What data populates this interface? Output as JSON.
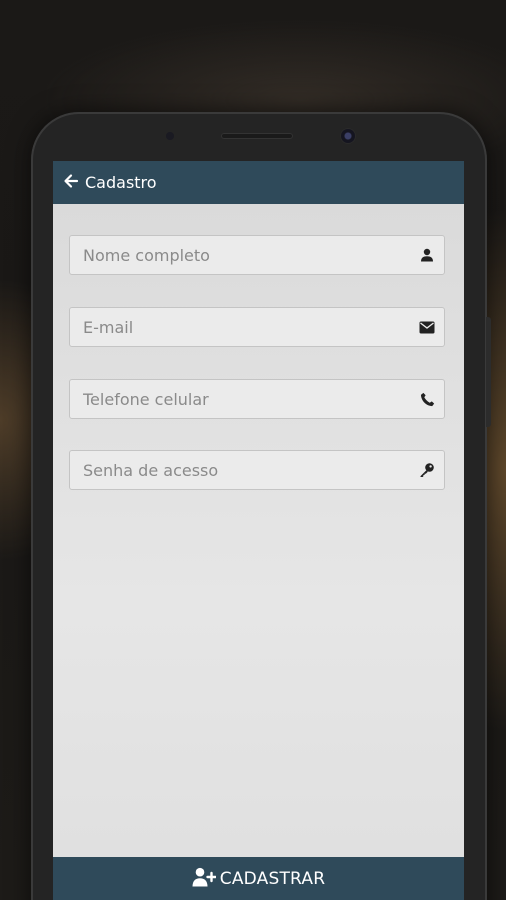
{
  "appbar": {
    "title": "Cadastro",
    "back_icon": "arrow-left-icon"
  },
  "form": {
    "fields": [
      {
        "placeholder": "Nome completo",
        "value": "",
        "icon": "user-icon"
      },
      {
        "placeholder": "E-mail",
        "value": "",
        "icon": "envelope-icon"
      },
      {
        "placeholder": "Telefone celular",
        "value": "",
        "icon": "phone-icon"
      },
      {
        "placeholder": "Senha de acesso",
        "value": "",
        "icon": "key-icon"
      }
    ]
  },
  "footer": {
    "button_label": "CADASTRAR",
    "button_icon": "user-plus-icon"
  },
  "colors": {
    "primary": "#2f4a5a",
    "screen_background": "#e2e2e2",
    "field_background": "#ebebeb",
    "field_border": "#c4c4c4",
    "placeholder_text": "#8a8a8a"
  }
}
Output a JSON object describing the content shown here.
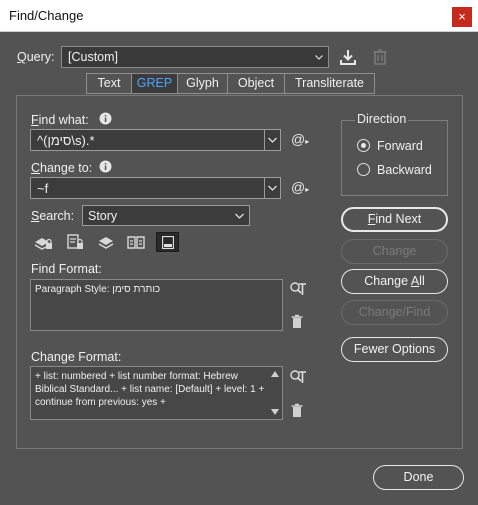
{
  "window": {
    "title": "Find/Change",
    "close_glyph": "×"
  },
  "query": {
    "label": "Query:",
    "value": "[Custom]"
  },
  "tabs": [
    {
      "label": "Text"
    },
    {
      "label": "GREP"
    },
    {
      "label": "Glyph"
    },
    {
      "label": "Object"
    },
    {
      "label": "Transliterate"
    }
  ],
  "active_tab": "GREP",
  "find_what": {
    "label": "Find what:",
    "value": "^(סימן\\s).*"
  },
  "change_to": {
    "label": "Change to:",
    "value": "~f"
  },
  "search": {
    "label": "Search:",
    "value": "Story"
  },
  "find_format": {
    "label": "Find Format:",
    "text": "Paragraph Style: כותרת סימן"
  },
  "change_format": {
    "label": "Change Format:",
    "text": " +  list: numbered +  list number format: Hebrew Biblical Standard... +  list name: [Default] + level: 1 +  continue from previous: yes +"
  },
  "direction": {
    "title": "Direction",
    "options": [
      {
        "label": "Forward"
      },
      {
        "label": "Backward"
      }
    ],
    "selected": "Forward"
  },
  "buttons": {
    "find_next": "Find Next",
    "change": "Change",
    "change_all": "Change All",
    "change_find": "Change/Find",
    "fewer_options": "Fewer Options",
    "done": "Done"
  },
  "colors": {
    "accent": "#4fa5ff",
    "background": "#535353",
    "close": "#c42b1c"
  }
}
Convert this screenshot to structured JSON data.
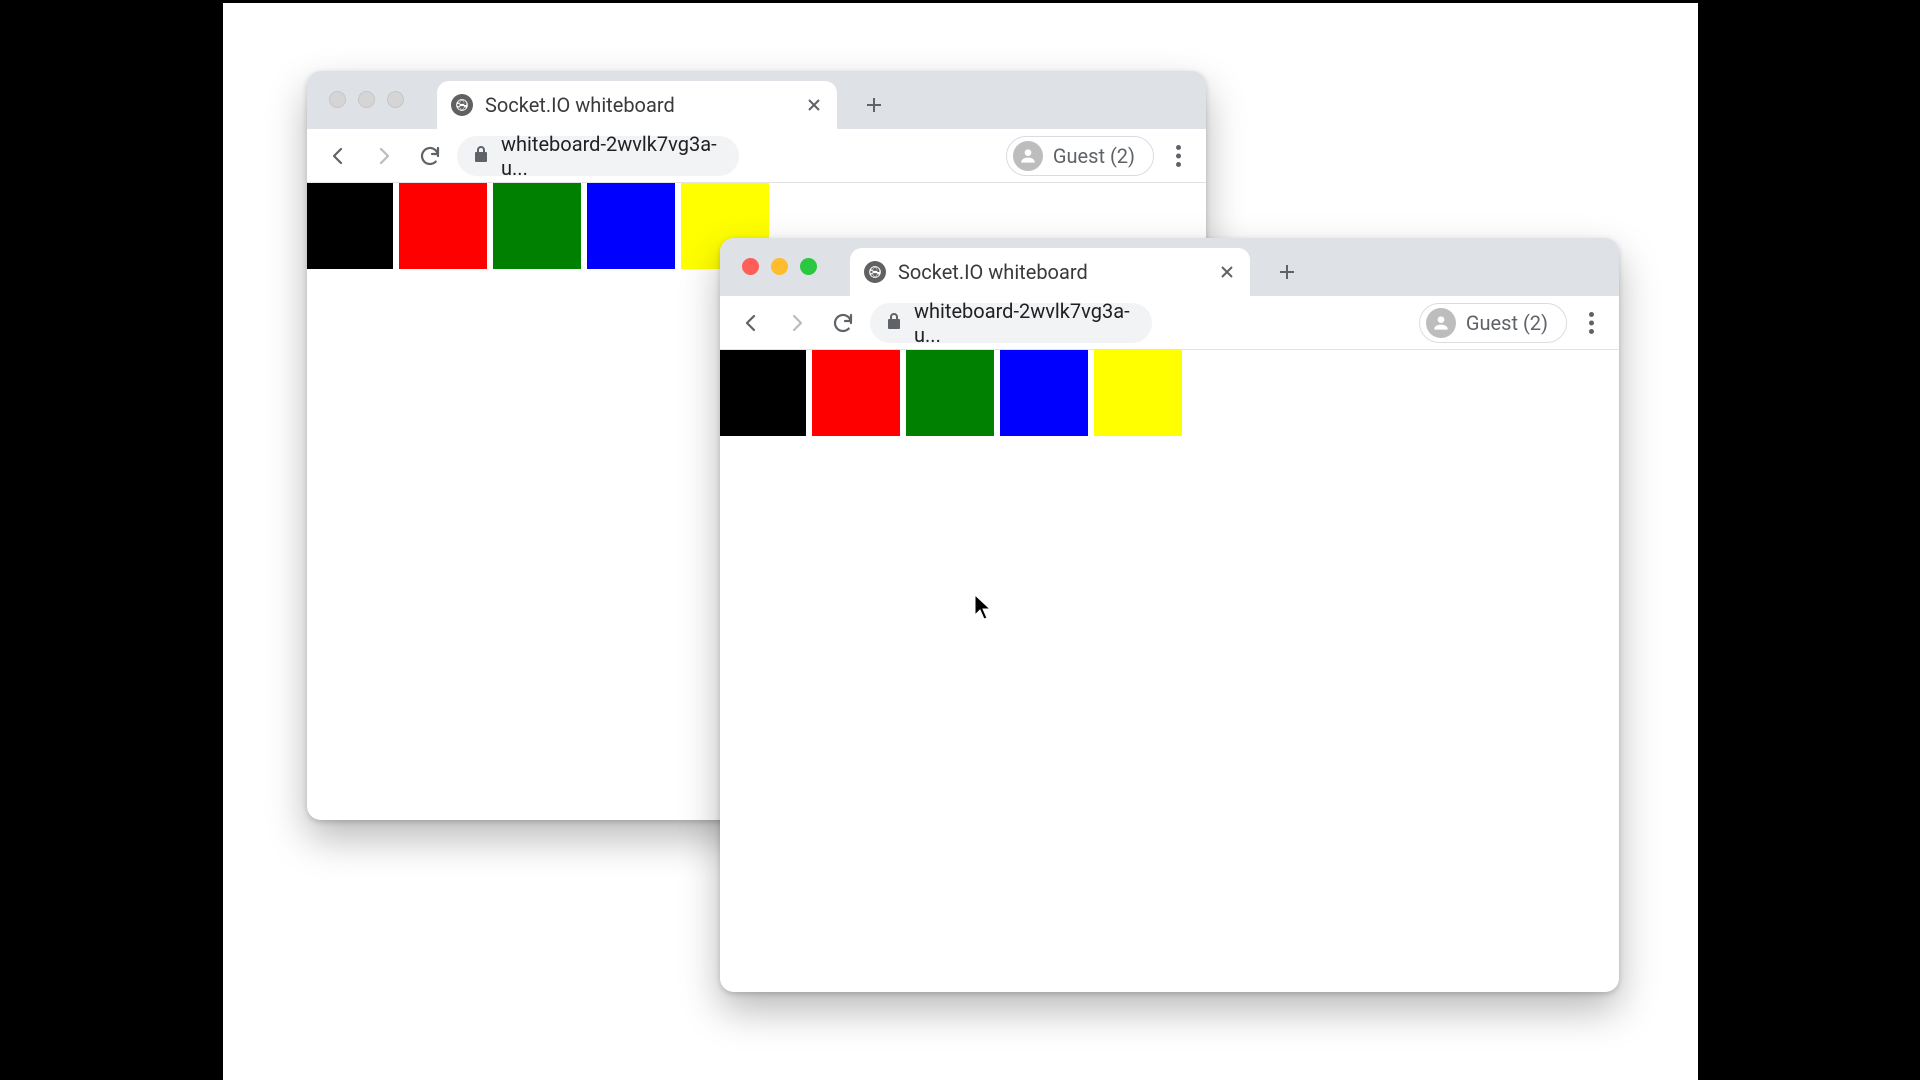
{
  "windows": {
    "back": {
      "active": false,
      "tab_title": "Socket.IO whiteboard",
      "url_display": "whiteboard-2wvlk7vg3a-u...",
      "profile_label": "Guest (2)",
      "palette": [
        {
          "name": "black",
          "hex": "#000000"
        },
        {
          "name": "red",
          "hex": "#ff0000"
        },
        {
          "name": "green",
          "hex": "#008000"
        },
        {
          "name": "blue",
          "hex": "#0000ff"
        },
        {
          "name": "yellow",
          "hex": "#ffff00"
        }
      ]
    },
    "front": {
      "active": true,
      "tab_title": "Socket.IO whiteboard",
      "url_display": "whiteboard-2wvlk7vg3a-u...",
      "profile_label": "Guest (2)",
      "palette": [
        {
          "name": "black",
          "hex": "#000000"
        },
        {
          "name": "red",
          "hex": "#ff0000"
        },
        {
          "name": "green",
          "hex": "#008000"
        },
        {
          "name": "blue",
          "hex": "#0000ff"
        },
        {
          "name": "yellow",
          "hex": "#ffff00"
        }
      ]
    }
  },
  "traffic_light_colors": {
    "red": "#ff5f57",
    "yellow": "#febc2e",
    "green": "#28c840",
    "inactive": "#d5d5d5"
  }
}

*-*-*

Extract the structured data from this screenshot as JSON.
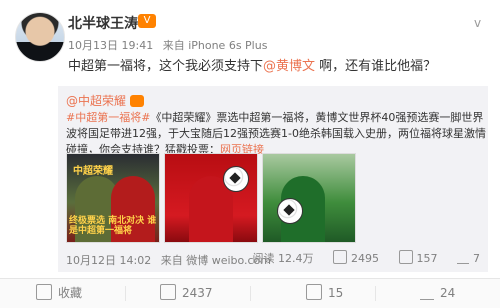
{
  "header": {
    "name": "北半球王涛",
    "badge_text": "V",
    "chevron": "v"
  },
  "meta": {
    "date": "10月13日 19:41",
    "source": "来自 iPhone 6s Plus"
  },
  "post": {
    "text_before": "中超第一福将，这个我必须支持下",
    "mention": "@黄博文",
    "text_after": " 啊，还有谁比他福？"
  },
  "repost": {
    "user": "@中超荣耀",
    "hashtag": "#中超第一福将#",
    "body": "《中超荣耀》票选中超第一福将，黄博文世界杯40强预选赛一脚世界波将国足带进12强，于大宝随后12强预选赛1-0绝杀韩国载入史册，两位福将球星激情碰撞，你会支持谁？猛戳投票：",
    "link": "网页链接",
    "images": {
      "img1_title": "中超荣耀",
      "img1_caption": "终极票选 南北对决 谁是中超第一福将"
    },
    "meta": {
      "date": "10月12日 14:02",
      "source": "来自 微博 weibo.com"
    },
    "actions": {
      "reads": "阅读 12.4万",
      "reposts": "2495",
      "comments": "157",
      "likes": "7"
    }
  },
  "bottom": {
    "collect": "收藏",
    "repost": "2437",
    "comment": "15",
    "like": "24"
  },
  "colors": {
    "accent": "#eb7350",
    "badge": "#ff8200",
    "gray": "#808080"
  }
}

*-*-*

## WHAT IS ASKED
Among the lines of the records above, count those holding the string "data", and report only the number.

## OUTPUT
3